WHAT YOU WILL DO: Report every line below that holds the word "fields".

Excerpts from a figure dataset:
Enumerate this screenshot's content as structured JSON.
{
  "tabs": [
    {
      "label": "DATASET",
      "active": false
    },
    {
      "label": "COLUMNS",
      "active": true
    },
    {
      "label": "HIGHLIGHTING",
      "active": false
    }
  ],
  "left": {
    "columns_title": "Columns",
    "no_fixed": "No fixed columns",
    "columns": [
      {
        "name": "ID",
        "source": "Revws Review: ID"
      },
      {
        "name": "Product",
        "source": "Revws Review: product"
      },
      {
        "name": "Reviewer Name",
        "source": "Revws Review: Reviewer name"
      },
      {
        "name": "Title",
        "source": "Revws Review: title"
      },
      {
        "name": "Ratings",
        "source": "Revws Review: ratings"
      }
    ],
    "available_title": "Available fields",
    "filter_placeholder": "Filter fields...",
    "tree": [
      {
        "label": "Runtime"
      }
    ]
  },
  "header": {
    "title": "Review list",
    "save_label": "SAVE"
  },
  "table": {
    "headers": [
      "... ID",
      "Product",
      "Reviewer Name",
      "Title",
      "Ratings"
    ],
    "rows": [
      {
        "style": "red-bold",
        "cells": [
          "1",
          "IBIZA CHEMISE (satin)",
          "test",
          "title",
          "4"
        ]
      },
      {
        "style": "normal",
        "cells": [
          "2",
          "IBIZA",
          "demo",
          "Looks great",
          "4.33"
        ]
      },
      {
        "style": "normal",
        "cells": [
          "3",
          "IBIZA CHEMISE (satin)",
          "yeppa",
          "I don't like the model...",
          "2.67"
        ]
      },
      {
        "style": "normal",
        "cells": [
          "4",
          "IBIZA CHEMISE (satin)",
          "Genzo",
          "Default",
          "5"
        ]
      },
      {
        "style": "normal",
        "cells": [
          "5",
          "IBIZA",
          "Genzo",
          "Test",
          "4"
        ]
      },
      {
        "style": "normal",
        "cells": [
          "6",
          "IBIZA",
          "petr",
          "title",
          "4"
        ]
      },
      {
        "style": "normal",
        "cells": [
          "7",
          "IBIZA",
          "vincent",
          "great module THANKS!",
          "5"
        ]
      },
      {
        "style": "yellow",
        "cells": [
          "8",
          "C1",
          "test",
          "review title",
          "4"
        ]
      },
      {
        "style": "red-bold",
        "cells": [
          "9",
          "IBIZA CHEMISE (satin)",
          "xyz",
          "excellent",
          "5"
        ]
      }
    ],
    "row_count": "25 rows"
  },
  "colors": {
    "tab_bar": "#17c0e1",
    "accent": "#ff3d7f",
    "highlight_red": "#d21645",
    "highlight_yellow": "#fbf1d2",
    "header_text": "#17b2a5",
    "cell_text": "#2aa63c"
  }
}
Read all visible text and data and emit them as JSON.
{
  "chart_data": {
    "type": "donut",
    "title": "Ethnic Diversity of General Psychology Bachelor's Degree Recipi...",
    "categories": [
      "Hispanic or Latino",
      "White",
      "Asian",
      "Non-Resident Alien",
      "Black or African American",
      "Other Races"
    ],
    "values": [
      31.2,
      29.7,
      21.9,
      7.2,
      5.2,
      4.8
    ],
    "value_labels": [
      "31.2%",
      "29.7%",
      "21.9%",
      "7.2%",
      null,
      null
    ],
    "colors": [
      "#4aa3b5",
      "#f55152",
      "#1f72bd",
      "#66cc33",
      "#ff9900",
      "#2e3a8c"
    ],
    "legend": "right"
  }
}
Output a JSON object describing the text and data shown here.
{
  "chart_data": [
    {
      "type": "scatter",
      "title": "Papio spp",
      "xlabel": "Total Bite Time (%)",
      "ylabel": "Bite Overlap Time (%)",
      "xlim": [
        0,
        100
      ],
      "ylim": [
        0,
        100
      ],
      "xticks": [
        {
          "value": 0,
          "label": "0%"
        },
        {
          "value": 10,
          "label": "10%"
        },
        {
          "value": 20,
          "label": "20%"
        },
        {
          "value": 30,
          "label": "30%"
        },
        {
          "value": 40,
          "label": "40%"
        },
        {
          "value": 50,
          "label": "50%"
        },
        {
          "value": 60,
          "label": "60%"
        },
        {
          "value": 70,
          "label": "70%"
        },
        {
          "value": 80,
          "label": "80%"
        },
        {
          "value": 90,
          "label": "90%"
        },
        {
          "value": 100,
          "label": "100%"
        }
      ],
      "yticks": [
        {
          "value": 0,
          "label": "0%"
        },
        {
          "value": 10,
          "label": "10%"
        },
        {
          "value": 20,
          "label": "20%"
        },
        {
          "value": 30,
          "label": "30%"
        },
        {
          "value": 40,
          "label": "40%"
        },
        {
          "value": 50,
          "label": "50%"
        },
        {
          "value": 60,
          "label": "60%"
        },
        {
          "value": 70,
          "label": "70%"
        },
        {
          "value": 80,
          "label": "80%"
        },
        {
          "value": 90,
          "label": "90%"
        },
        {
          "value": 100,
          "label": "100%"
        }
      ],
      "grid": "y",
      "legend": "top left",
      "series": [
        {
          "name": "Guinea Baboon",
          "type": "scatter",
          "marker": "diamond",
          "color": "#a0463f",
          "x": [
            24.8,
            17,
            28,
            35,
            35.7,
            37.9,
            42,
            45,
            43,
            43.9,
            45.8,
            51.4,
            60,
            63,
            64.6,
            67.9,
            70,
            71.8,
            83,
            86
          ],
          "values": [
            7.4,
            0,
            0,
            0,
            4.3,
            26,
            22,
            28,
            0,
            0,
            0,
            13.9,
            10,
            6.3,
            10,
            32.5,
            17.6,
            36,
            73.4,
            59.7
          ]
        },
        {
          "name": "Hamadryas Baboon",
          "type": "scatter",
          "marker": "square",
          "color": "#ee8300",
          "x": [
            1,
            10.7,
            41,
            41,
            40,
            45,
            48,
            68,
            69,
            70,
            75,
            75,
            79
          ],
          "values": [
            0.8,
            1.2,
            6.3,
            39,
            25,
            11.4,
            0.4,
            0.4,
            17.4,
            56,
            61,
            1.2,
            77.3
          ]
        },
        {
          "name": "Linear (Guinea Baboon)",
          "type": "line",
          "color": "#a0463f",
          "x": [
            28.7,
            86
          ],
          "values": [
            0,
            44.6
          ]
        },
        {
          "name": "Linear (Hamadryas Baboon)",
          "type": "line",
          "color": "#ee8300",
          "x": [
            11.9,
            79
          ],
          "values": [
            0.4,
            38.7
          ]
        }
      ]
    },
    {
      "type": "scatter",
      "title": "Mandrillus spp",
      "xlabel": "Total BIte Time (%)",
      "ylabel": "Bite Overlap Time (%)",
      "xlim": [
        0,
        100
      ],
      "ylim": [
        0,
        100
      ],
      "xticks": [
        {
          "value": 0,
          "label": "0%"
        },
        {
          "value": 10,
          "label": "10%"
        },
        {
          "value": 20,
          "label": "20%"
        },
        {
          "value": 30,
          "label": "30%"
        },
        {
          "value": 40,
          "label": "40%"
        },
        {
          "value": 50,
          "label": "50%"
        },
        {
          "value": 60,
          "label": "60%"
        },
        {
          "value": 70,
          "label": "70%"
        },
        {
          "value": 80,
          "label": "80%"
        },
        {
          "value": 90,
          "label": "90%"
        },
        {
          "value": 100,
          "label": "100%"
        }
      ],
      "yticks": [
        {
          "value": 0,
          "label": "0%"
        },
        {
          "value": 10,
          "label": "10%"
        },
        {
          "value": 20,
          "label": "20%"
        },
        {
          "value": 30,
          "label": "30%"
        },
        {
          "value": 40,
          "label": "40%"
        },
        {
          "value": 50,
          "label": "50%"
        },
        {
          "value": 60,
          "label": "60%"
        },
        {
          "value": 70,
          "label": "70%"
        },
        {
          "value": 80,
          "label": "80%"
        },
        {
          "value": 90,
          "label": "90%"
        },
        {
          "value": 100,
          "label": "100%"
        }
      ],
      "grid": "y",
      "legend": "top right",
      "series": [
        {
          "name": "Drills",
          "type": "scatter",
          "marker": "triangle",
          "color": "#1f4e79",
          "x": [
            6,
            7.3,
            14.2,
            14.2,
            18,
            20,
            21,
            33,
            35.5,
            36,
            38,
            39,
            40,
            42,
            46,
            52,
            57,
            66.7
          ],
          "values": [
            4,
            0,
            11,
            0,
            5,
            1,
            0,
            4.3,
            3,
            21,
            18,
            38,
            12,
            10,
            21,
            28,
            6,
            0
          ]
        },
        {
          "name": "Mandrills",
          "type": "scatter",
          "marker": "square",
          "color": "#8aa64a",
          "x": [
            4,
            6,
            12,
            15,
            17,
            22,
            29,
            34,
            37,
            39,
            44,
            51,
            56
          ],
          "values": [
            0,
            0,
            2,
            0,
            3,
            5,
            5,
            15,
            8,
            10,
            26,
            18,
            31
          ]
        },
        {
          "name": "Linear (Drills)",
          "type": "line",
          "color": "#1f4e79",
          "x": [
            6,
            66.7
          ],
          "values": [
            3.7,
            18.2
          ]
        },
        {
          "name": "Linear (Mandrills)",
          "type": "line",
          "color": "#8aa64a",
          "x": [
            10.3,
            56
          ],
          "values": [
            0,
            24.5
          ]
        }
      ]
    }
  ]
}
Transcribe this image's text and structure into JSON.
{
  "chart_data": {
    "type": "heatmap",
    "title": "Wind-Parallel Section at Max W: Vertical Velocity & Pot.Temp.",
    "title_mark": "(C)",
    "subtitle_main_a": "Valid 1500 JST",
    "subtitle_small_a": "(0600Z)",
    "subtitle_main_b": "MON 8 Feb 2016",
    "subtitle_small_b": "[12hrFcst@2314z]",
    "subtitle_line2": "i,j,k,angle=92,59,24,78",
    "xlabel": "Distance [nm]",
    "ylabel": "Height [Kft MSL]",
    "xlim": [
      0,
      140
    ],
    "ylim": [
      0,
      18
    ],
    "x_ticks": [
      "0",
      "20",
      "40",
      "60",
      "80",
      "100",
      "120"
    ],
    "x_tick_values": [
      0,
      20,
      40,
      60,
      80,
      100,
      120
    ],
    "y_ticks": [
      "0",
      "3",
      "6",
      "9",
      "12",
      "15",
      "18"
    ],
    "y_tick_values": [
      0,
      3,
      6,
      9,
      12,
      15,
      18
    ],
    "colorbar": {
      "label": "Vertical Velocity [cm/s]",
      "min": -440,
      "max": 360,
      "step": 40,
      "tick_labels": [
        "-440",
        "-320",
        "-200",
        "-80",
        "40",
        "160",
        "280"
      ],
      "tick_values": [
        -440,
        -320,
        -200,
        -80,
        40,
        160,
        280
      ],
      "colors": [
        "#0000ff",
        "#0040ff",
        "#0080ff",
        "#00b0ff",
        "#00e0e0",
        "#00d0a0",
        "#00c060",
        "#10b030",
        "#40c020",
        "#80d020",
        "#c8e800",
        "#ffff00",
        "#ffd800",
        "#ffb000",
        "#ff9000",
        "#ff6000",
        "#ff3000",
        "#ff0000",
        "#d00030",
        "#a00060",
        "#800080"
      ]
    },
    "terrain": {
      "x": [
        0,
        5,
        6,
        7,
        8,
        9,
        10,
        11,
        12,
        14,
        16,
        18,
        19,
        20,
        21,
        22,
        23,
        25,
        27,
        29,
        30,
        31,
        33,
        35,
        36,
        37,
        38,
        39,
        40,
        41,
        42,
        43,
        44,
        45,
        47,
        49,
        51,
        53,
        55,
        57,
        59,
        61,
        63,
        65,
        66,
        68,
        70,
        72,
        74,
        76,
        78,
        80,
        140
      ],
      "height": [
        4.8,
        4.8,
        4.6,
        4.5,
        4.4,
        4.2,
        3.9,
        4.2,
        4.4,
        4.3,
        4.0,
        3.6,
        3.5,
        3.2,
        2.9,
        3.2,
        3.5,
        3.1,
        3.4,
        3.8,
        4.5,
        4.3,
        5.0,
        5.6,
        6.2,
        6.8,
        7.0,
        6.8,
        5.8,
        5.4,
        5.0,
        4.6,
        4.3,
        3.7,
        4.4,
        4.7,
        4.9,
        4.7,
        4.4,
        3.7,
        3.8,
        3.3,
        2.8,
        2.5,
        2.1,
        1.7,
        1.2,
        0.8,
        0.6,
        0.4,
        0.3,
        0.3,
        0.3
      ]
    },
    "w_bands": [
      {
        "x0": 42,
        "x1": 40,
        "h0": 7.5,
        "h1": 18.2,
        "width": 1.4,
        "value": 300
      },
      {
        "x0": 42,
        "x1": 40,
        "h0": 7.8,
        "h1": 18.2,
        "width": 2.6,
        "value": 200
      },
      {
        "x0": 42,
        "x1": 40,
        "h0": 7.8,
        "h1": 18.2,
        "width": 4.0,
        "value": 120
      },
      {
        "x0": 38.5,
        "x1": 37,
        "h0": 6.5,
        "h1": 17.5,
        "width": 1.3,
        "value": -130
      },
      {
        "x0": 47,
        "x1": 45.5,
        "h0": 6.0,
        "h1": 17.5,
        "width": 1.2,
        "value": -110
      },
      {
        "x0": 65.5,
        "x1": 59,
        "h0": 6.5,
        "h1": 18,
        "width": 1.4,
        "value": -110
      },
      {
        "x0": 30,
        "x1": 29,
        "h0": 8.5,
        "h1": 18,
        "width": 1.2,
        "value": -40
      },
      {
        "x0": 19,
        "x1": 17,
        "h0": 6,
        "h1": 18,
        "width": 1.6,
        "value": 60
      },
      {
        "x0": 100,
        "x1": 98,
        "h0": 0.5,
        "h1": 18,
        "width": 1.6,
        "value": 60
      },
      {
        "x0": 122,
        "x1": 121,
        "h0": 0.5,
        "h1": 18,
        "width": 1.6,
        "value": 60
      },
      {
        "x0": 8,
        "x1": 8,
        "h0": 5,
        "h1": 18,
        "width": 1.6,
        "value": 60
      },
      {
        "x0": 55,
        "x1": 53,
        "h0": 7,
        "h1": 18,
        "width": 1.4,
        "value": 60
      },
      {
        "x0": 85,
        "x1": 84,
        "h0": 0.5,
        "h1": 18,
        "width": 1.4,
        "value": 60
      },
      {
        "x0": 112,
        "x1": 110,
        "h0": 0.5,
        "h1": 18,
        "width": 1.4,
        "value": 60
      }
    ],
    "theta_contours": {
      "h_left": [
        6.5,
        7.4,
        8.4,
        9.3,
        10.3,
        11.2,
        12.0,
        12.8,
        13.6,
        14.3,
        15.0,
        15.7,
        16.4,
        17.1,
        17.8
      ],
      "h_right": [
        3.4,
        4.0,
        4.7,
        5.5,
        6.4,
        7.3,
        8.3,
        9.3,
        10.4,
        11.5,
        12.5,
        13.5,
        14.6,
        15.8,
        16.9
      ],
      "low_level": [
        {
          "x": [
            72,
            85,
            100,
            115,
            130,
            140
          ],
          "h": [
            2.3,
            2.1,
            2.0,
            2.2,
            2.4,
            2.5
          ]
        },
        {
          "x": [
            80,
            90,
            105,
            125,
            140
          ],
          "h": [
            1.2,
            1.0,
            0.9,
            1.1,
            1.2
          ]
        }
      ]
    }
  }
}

RESPONSE:
    "available_title": "Available fields",
    "filter_placeholder": "Filter fields...",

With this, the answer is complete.